## INSTRUCTION
Leave out the pictures and copy each record below exactly.

## GIVEN RECORDS
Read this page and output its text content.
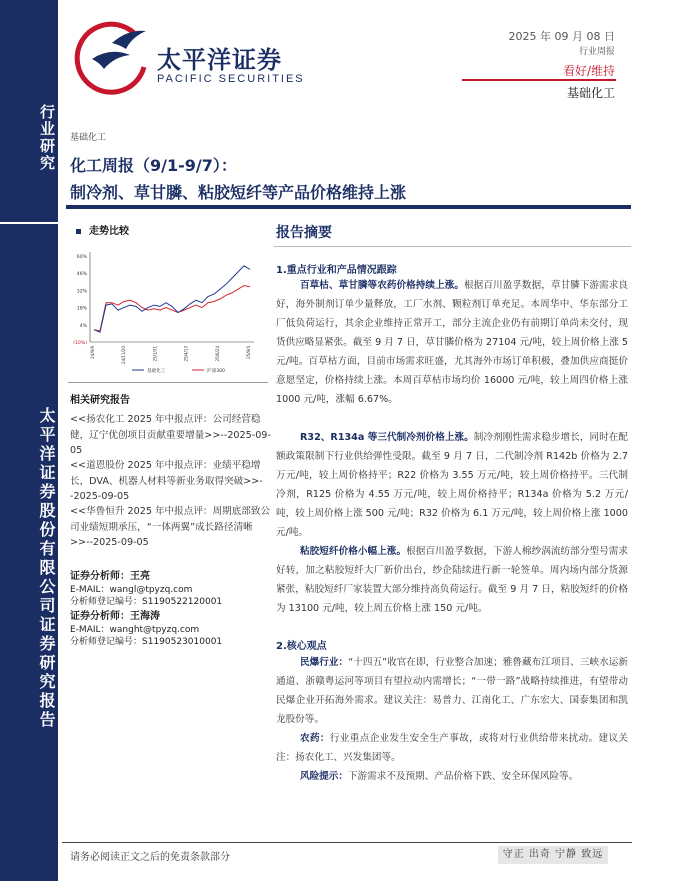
行业研究
太平洋证券股份有限公司证券研究报告
太平洋证券
PACIFIC SECURITIES
2025 年 09 月 08 日
行业周报
看好/维持
基础化工
基础化工
化工周报（9/1-9/7）：
制冷剂、草甘膦、粘胶短纤等产品价格维持上涨
走势比较
60%
46%
32%
18%
4%
(10%)
24/9/9	24/11/20	25/1/31	25/4/13	25/6/24	25/9/4
基础化工	沪深300
相关研究报告
<<扬农化工 2025 年中报点评：公司经营稳健，辽宁优创项目贡献重要增量>>--2025-09-05
<<道恩股份 2025 年中报点评：业绩平稳增长，DVA、机器人材料等新业务取得突破>>--2025-09-05
<<华鲁恒升 2025 年中报点评：周期底部致公司业绩短期承压，“一体两翼”成长路径清晰>>--2025-09-05
证券分析师：王亮
E-MAIL：wangl@tpyzq.com
分析师登记编号：S1190522120001
证券分析师：王海涛
E-MAIL：wanght@tpyzq.com
分析师登记编号：S1190523010001
报告摘要
1.重点行业和产品情况跟踪
百草枯、草甘膦等农药价格持续上涨。根据百川盈孚数据，草甘膦下游需求良好，海外制剂订单少量释放，工厂水剂、颗粒剂订单充足。本周华中、华东部分工厂低负荷运行，其余企业维持正常开工，部分主流企业仍有前期订单尚未交付，现货供应略显紧张。截至 9 月 7 日，草甘膦价格为 27104 元/吨，较上周价格上涨 5 元/吨。百草枯方面，目前市场需求旺盛，尤其海外市场订单积极，叠加供应商挺价意愿坚定，价格持续上涨。本周百草枯市场均价 16000 元/吨，较上周四价格上涨 1000 元/吨，涨幅 6.67%。
R32、R134a 等三代制冷剂价格上涨。制冷剂刚性需求稳步增长，同时在配额政策限制下行业供给弹性受限。截至 9 月 7 日，二代制冷剂 R142b 价格为 2.7 万元/吨，较上周价格持平；R22 价格为 3.55 万元/吨，较上周价格持平。三代制冷剂，R125 价格为 4.55 万元/吨，较上周价格持平；R134a 价格为 5.2 万元/吨，较上周价格上涨 500 元/吨；R32 价格为 6.1 万元/吨，较上周价格上涨 1000 元/吨。
粘胶短纤价格小幅上涨。根据百川盈孚数据，下游人棉纱涡流纺部分型号需求好转，加之粘胶短纤大厂新价出台，纱企陆续进行新一轮签单。周内场内部分货源紧张，粘胶短纤厂家装置大部分维持高负荷运行。截至 9 月 7 日，粘胶短纤的价格为 13100 元/吨，较上周五价格上涨 150 元/吨。
2.核心观点
民爆行业：“十四五”收官在即，行业整合加速；雅鲁藏布江项目、三峡水运新通道、浙赣粤运河等项目有望拉动内需增长；“一带一路”战略持续推进，有望带动民爆企业开拓海外需求。建议关注：易普力、江南化工、广东宏大、国泰集团和凯龙股份等。
农药：行业重点企业发生安全生产事故，或将对行业供给带来扰动。建议关注：扬农化工、兴发集团等。
风险提示：下游需求不及预期、产品价格下跌、安全环保风险等。
请务必阅读正文之后的免责条款部分	守正 出奇 宁静 致远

## EXERCISE ANSWER
Read this page and output its text content.
行业研究
太平洋证券股份有限公司证券研究报告
太平洋证券
PACIFIC SECURITIES
2025 年 09 月 08 日
行业周报
看好/维持
基础化工
基础化工
化工周报（9/1-9/7）：
制冷剂、草甘膦、粘胶短纤等产品价格维持上涨
走势比较
60%
46%
32%
18%
4%
(10%)
24/9/9	24/11/20	25/1/31	25/4/13	25/6/24	25/9/4
基础化工	沪深300
相关研究报告
<<扬农化工 2025 年中报点评：公司经营稳健，辽宁优创项目贡献重要增量>>--2025-09-05
<<道恩股份 2025 年中报点评：业绩平稳增长，DVA、机器人材料等新业务取得突破>>--2025-09-05
<<华鲁恒升 2025 年中报点评：周期底部致公司业绩短期承压，“一体两翼”成长路径清晰>>--2025-09-05
证券分析师：王亮
E-MAIL：wangl@tpyzq.com
分析师登记编号：S1190522120001
证券分析师：王海涛
E-MAIL：wanght@tpyzq.com
分析师登记编号：S1190523010001
报告摘要
1.重点行业和产品情况跟踪
百草枯、草甘膦等农药价格持续上涨。根据百川盈孚数据，草甘膦下游需求良好，海外制剂订单少量释放，工厂水剂、颗粒剂订单充足。本周华中、华东部分工厂低负荷运行，其余企业维持正常开工，部分主流企业仍有前期订单尚未交付，现货供应略显紧张。截至 9 月 7 日，草甘膦价格为 27104 元/吨，较上周价格上涨 5 元/吨。百草枯方面，目前市场需求旺盛，尤其海外市场订单积极，叠加供应商挺价意愿坚定，价格持续上涨。本周百草枯市场均价 16000 元/吨，较上周四价格上涨 1000 元/吨，涨幅 6.67%。
R32、R134a 等三代制冷剂价格上涨。制冷剂刚性需求稳步增长，同时在配额政策限制下行业供给弹性受限。截至 9 月 7 日，二代制冷剂 R142b 价格为 2.7 万元/吨，较上周价格持平；R22 价格为 3.55 万元/吨，较上周价格持平。三代制冷剂，R125 价格为 4.55 万元/吨，较上周价格持平；R134a 价格为 5.2 万元/吨，较上周价格上涨 500 元/吨；R32 价格为 6.1 万元/吨，较上周价格上涨 1000 元/吨。
粘胶短纤价格小幅上涨。根据百川盈孚数据，下游人棉纱涡流纺部分型号需求好转，加之粘胶短纤大厂新价出台，纱企陆续进行新一轮签单。周内场内部分货源紧张，粘胶短纤厂家装置大部分维持高负荷运行。截至 9 月 7 日，粘胶短纤的价格为 13100 元/吨，较上周五价格上涨 150 元/吨。
2.核心观点
民爆行业：“十四五”收官在即，行业整合加速；雅鲁藏布江项目、三峡水运新通道、浙赣粤运河等项目有望拉动内需增长；“一带一路”战略持续推进，有望带动民爆企业开拓海外需求。建议关注：易普力、江南化工、广东宏大、国泰集团和凯龙股份等。
农药：行业重点企业发生安全生产事故，或将对行业供给带来扰动。建议关注：扬农化工、兴发集团等。
风险提示：下游需求不及预期、产品价格下跌、安全环保风险等。
请务必阅读正文之后的免责条款部分	守正 出奇 宁静 致远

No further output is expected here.